Stored records
---
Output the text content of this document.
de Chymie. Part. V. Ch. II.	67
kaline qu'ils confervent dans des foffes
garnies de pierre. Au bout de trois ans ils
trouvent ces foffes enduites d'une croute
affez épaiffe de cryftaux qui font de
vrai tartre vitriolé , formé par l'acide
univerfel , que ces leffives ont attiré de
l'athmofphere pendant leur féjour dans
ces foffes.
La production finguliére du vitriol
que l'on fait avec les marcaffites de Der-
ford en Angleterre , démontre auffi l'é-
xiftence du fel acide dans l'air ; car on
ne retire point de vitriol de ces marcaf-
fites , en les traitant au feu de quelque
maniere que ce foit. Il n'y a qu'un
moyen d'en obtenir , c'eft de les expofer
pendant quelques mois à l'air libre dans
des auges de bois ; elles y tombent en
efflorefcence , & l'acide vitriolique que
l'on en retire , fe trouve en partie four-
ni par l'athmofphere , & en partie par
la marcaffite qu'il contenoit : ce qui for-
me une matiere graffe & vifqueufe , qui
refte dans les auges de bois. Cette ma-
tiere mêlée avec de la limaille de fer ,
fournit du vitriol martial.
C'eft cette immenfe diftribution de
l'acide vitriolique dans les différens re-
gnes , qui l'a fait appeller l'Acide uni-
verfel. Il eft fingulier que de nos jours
---
Exercise details: Your task is to reproduce the whole listing exactly.

Written solution:
Output the text content of this document.
de Chymie. Part. V. Ch. II.	67
kaline qu'ils confervent dans des foffes
garnies de pierre. Au bout de trois ans ils
trouvent ces foffes enduites d'une croute
affez épaiffe de cryftaux qui font de
vrai tartre vitriolé , formé par l'acide
univerfel , que ces leffives ont attiré de
l'athmofphere pendant leur féjour dans
ces foffes.
La production finguliére du vitriol
que l'on fait avec les marcaffites de Der-
ford en Angleterre , démontre auffi l'é-
xiftence du fel acide dans l'air ; car on
ne retire point de vitriol de ces marcaf-
fites , en les traitant au feu de quelque
maniere que ce foit. Il n'y a qu'un
moyen d'en obtenir , c'eft de les expofer
pendant quelques mois à l'air libre dans
des auges de bois ; elles y tombent en
efflorefcence , & l'acide vitriolique que
l'on en retire , fe trouve en partie four-
ni par l'athmofphere , & en partie par
la marcaffite qu'il contenoit : ce qui for-
me une matiere graffe & vifqueufe , qui
refte dans les auges de bois. Cette ma-
tiere mêlée avec de la limaille de fer ,
fournit du vitriol martial.
C'eft cette immenfe diftribution de
l'acide vitriolique dans les différens re-
gnes , qui l'a fait appeller l'Acide uni-
verfel. Il eft fingulier que de nos jours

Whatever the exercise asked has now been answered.